>>>

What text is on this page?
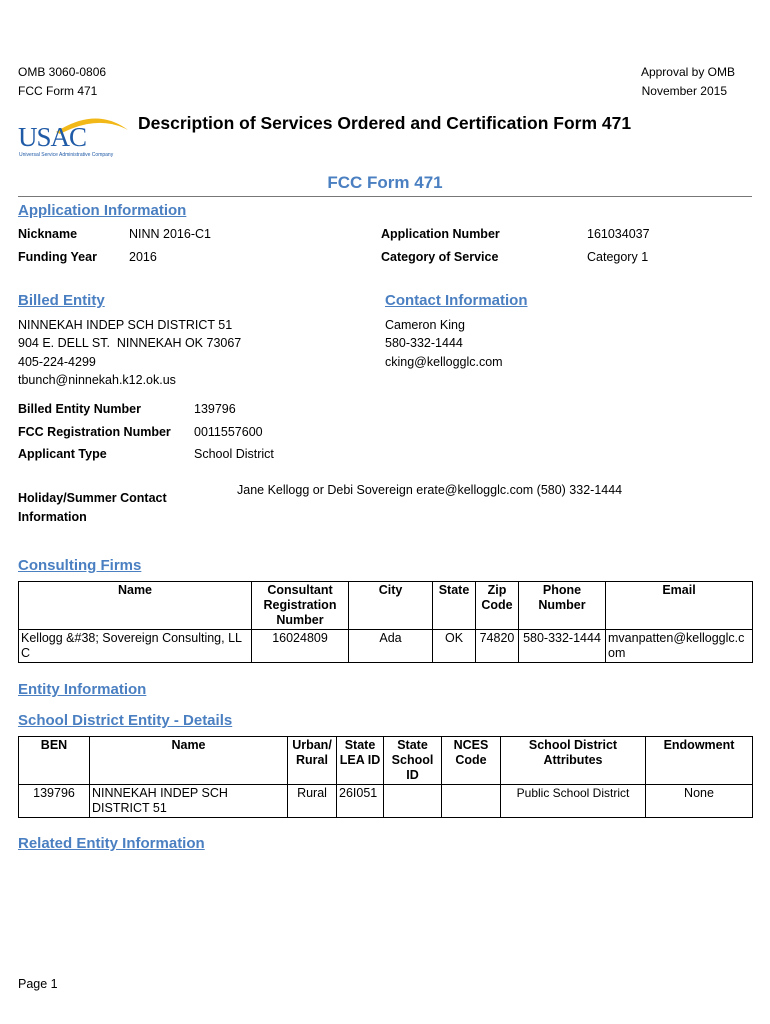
OMB 3060-0806
FCC Form 471
Approval by OMB
November 2015
USAC
Universal Service Administrative Company
Description of Services Ordered and Certification Form 471
FCC Form 471
Application Information
Nickname	NINN 2016-C1
Funding Year	2016
Application Number	161034037
Category of Service	Category 1
Billed Entity
NINNEKAH INDEP SCH DISTRICT 51
904 E. DELL ST.  NINNEKAH OK 73067
405-224-4299
tbunch@ninnekah.k12.ok.us
Contact Information
Cameron King
580-332-1444
cking@kellogglc.com
Billed Entity Number	139796
FCC Registration Number 0011557600
Applicant Type	School District
Holiday/Summer Contact
Information
Jane Kellogg or Debi Sovereign erate@kellogglc.com (580) 332-1444
Consulting Firms
Name	Consultant Registration Number	City	State	Zip Code	Phone Number	Email
Kellogg &#38; Sovereign Consulting, LLC	16024809	Ada	OK	74820	580-332-1444	mvanpatten@kellogglc.com
Entity Information
School District Entity - Details
BEN	Name	Urban/ Rural	State LEA ID	State School ID	NCES Code	School District Attributes	Endowment
139796	NINNEKAH INDEP SCH DISTRICT 51	Rural	26I051			Public School District	None
Related Entity Information
Page 1
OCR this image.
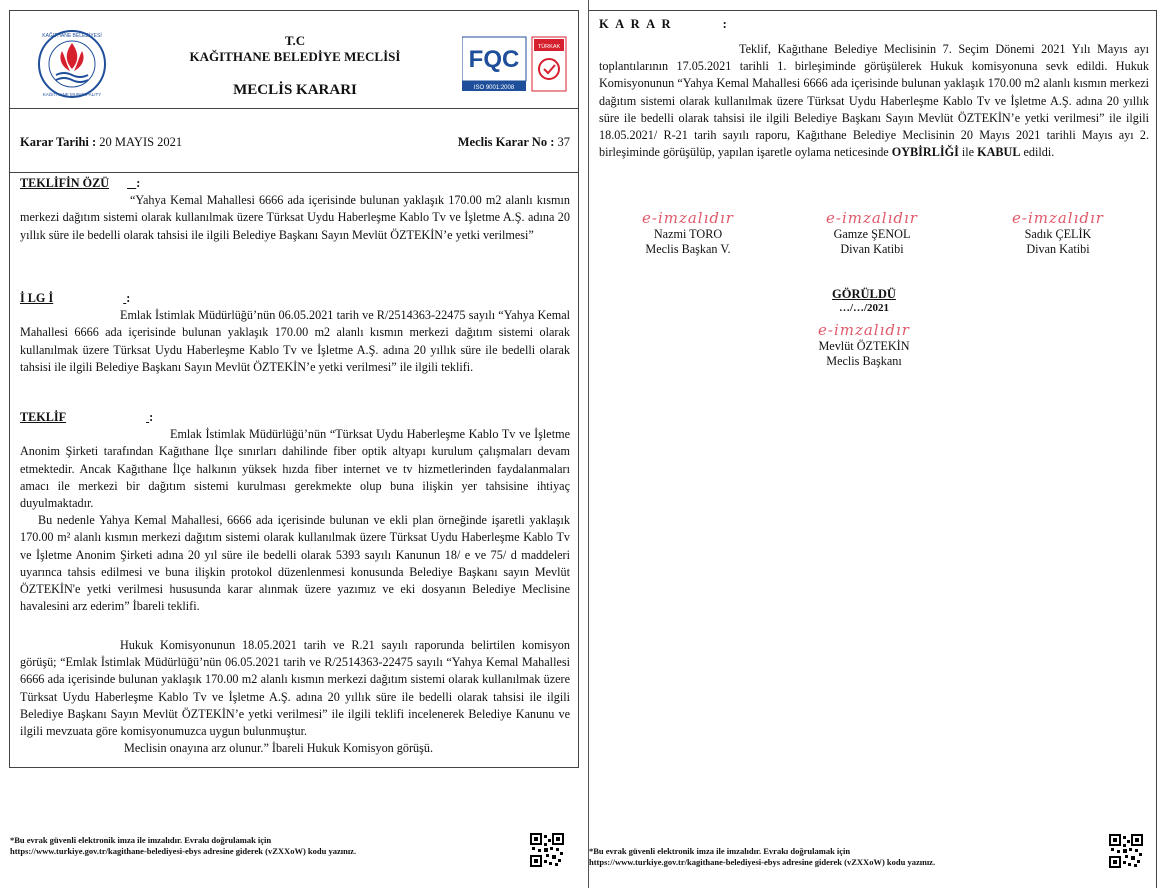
KAĞITHANE BELEDİYESİ
KAĞITHANE MUNICIPALITY
T.C
KAĞITHANE BELEDİYE MECLİSİ
MECLİS KARARI
FQC
ISO 9001:2008
TÜRKAK
Karar Tarihi : 20 MAYIS 2021	Meclis Karar No : 37
TEKLİFİN ÖZÜ :
“Yahya Kemal Mahallesi 6666 ada içerisinde bulunan yaklaşık 170.00 m2 alanlı kısmın merkezi dağıtım sistemi olarak kullanılmak üzere Türksat Uydu Haberleşme Kablo Tv ve İşletme A.Ş. adına 20 yıllık süre ile bedelli olarak tahsisi ile ilgili Belediye Başkanı Sayın Mevlüt ÖZTEKİN’e yetki verilmesi”
İ LG İ	:
Emlak İstimlak Müdürlüğü’nün 06.05.2021 tarih ve R/2514363-22475 sayılı “Yahya Kemal Mahallesi 6666 ada içerisinde bulunan yaklaşık 170.00 m2 alanlı kısmın merkezi dağıtım sistemi olarak kullanılmak üzere Türksat Uydu Haberleşme Kablo Tv ve İşletme A.Ş. adına 20 yıllık süre ile bedelli olarak tahsisi ile ilgili Belediye Başkanı Sayın Mevlüt ÖZTEKİN’e yetki verilmesi” ile ilgili teklifi.
TEKLİF	:
Emlak İstimlak Müdürlüğü’nün “Türksat Uydu Haberleşme Kablo Tv ve İşletme Anonim Şirketi tarafından Kağıthane İlçe sınırları dahilinde fiber optik altyapı kurulum çalışmaları devam etmektedir. Ancak Kağıthane İlçe halkının yüksek hızda fiber internet ve tv hizmetlerinden faydalanmaları amacı ile merkezi bir dağıtım sistemi kurulması gerekmekte olup buna ilişkin yer tahsisine ihtiyaç duyulmaktadır.
Bu nedenle Yahya Kemal Mahallesi, 6666 ada içerisinde bulunan ve ekli plan örneğinde işaretli yaklaşık 170.00 m² alanlı kısmın merkezi dağıtım sistemi olarak kullanılmak üzere Türksat Uydu Haberleşme Kablo Tv ve İşletme Anonim Şirketi adına 20 yıl süre ile bedelli olarak 5393 sayılı Kanunun 18/ e ve 75/ d maddeleri uyarınca tahsis edilmesi ve buna ilişkin protokol düzenlenmesi konusunda Belediye Başkanı sayın Mevlüt ÖZTEKİN'e yetki verilmesi hususunda karar alınmak üzere yazımız ve eki dosyanın Belediye Meclisine havalesini arz ederim” İbareli teklifi.
Hukuk Komisyonunun 18.05.2021 tarih ve R.21 sayılı raporunda belirtilen komisyon görüşü; “Emlak İstimlak Müdürlüğü’nün 06.05.2021 tarih ve R/2514363-22475 sayılı “Yahya Kemal Mahallesi 6666 ada içerisinde bulunan yaklaşık 170.00 m2 alanlı kısmın merkezi dağıtım sistemi olarak kullanılmak üzere Türksat Uydu Haberleşme Kablo Tv ve İşletme A.Ş. adına 20 yıllık süre ile bedelli olarak tahsisi ile ilgili Belediye Başkanı Sayın Mevlüt ÖZTEKİN’e yetki verilmesi” ile ilgili teklifi incelenerek Belediye Kanunu ve ilgili mevzuata göre komisyonumuzca uygun bulunmuştur.
Meclisin onayına arz olunur.” İbareli Hukuk Komisyon görüşü.
*Bu evrak güvenli elektronik imza ile imzalıdır. Evrakı doğrulamak için
https://www.turkiye.gov.tr/kagithane-belediyesi-ebys adresine giderek (vZXXoW) kodu yazınız.
K A R A R	:
Teklif, Kağıthane Belediye Meclisinin 7. Seçim Dönemi 2021 Yılı Mayıs ayı toplantılarının 17.05.2021 tarihli 1. birleşiminde görüşülerek Hukuk komisyonuna sevk edildi. Hukuk Komisyonunun “Yahya Kemal Mahallesi 6666 ada içerisinde bulunan yaklaşık 170.00 m2 alanlı kısmın merkezi dağıtım sistemi olarak kullanılmak üzere Türksat Uydu Haberleşme Kablo Tv ve İşletme A.Ş. adına 20 yıllık süre ile bedelli olarak tahsisi ile ilgili Belediye Başkanı Sayın Mevlüt ÖZTEKİN’e yetki verilmesi” ile ilgili 18.05.2021/ R-21 tarih sayılı raporu, Kağıthane Belediye Meclisinin 20 Mayıs 2021 tarihli Mayıs ayı 2. birleşiminde görüşülüp, yapılan işaretle oylama neticesinde OYBİRLİĞİ ile KABUL edildi.
e-imzalıdır
Nazmi TORO
Meclis Başkan V.
e-imzalıdır
Gamze ŞENOL
Divan Katibi
e-imzalıdır
Sadık ÇELİK
Divan Katibi
GÖRÜLDÜ
…/…/2021
e-imzalıdır
Mevlüt ÖZTEKİN
Meclis Başkanı
*Bu evrak güvenli elektronik imza ile imzalıdır. Evrakı doğrulamak için
https://www.turkiye.gov.tr/kagithane-belediyesi-ebys adresine giderek (vZXXoW) kodu yazınız.
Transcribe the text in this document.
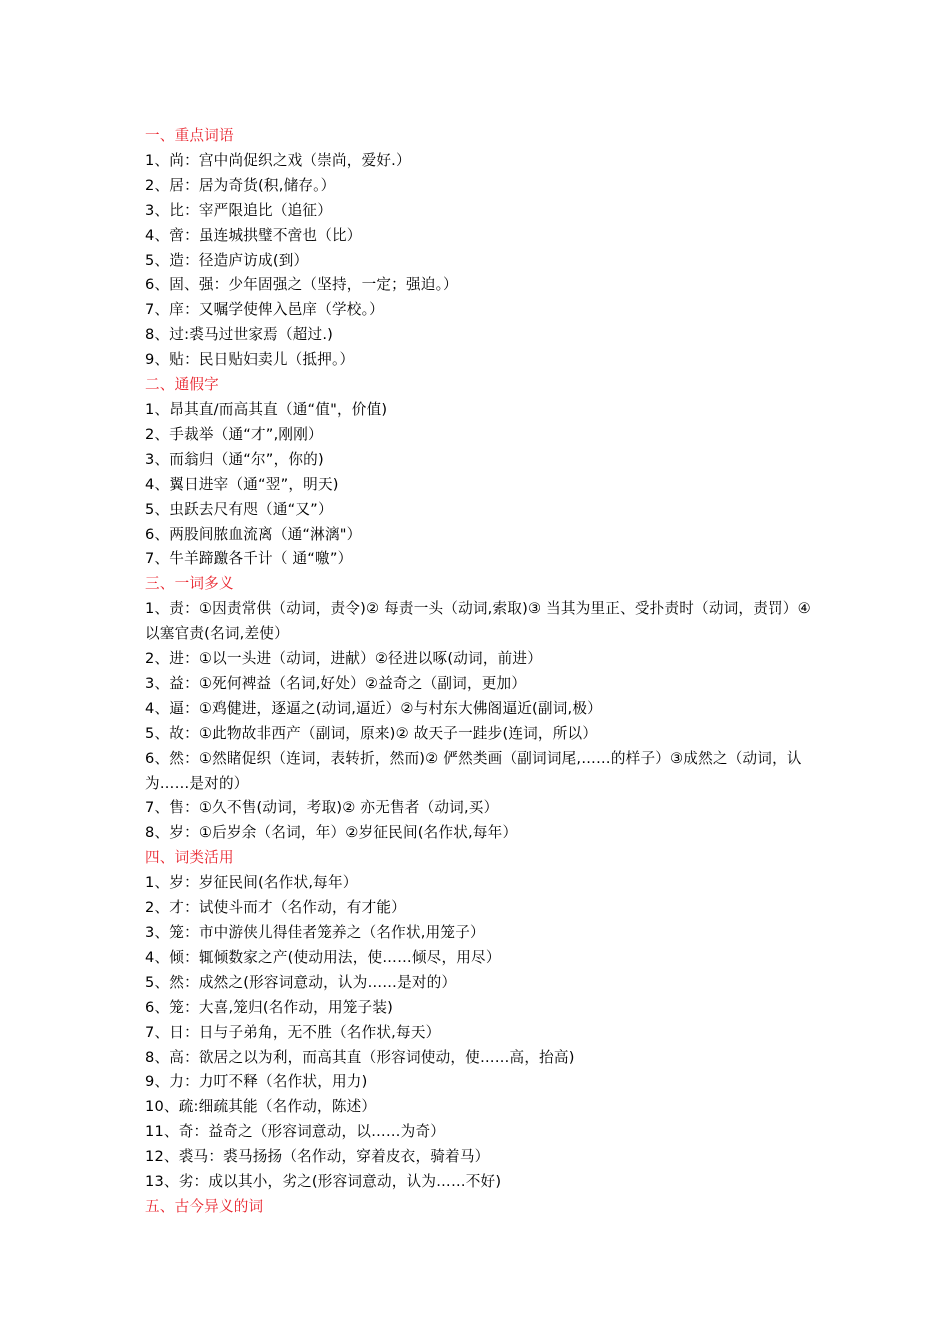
一、重点词语
1、尚：宫中尚促织之戏（崇尚，爱好.）
2、居：居为奇货(积,储存。）
3、比：宰严限追比（追征）
4、啻：虽连城拱璧不啻也（比）
5、造：径造庐访成(到）
6、固、强：少年固强之（坚持，一定；强迫。）
7、庠：又嘱学使俾入邑庠（学校。）
8、过:裘马过世家焉（超过.)
9、贴：民日贴妇卖儿（抵押。）
二、通假字
1、昂其直/而高其直（通“值"，价值)
2、手裁举（通“才”,刚刚）
3、而翁归（通“尔”，你的)
4、翼日进宰（通“翌”，明天)
5、虫跃去尺有咫（通“又”）
6、两股间脓血流离（通“淋漓"）
7、牛羊蹄躈各千计（ 通“噭”）
三、一词多义
1、责：①因责常供（动词，责令)② 每责一头（动词,索取)③ 当其为里正、受扑责时（动词，责罚）④以塞官责(名词,差使）
2、进：①以一头进（动词，进献）②径进以啄(动词，前进）
3、益：①死何裨益（名词,好处）②益奇之（副词，更加）
4、逼：①鸡健进，逐逼之(动词,逼近）②与村东大佛阁逼近(副词,极）
5、故：①此物故非西产（副词，原来)② 故天子一跬步(连词，所以）
6、然：①然睹促织（连词，表转折，然而)② 俨然类画（副词词尾,……的样子）③成然之（动词，认为……是对的）
7、售：①久不售(动词，考取)② 亦无售者（动词,买）
8、岁：①后岁余（名词，年）②岁征民间(名作状,每年）
四、词类活用
1、岁：岁征民间(名作状,每年）
2、才：试使斗而才（名作动，有才能）
3、笼：市中游侠儿得佳者笼养之（名作状,用笼子）
4、倾：辄倾数家之产(使动用法，使……倾尽，用尽）
5、然：成然之(形容词意动，认为……是对的）
6、笼：大喜,笼归(名作动，用笼子装)
7、日：日与子弟角，无不胜（名作状,每天）
8、高：欲居之以为利，而高其直（形容词使动，使……高，抬高)
9、力：力叮不释（名作状，用力)
10、疏:细疏其能（名作动，陈述）
11、奇：益奇之（形容词意动，以……为奇）
12、裘马：裘马扬扬（名作动，穿着皮衣，骑着马）
13、劣：成以其小，劣之(形容词意动，认为……不好)
五、古今异义的词
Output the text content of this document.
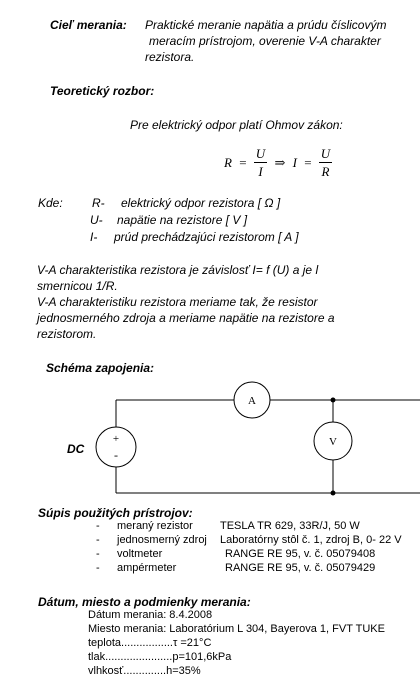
Cieľ merania: Praktické meranie napätia a prúdu číslicovým
meracím prístrojom, overenie V-A charakter
rezistora.
Teoretický rozbor:
Pre elektrický odpor platí Ohmov zákon:
$R = \frac{U}{I}$ ⇒ $I = \frac{U}{R}$
Kde: R- elektrický odpor rezistora [ Ω ]
U- napätie na rezistore [ V ]
I- prúd prechádzajúci rezistorom [ A ]
V-A charakteristika rezistora je závislosť I= f (U) a je l
smernicou 1/R.
V-A charakteristiku rezistora meriame tak, že resistor
jednosmerného zdroja a meriame napätie na rezistore a
rezistorom.
Schéma zapojenia:
DC
+
-
A
V
Súpis použitých prístrojov:
- meraný rezistor TESLA TR 629, 33R/J, 50 W
- jednosmerný zdroj Laboratórny stôl č. 1, zdroj B, 0- 22 V
- voltmeter	RANGE RE 95, v. č. 05079408
- ampérmeter	RANGE RE 95, v. č. 05079429
Dátum, miesto a podmienky merania:
Dátum merania: 8.4.2008
Miesto merania: Laboratórium L 304, Bayerova 1, FVT TUKE
teplota.................τ =21°C
tlak......................p=101,6kPa
vlhkosť..............h=35%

<<<

* Given task: Report how many lines above hold the string "merania", giving nothing but the number.

* Final answer: 4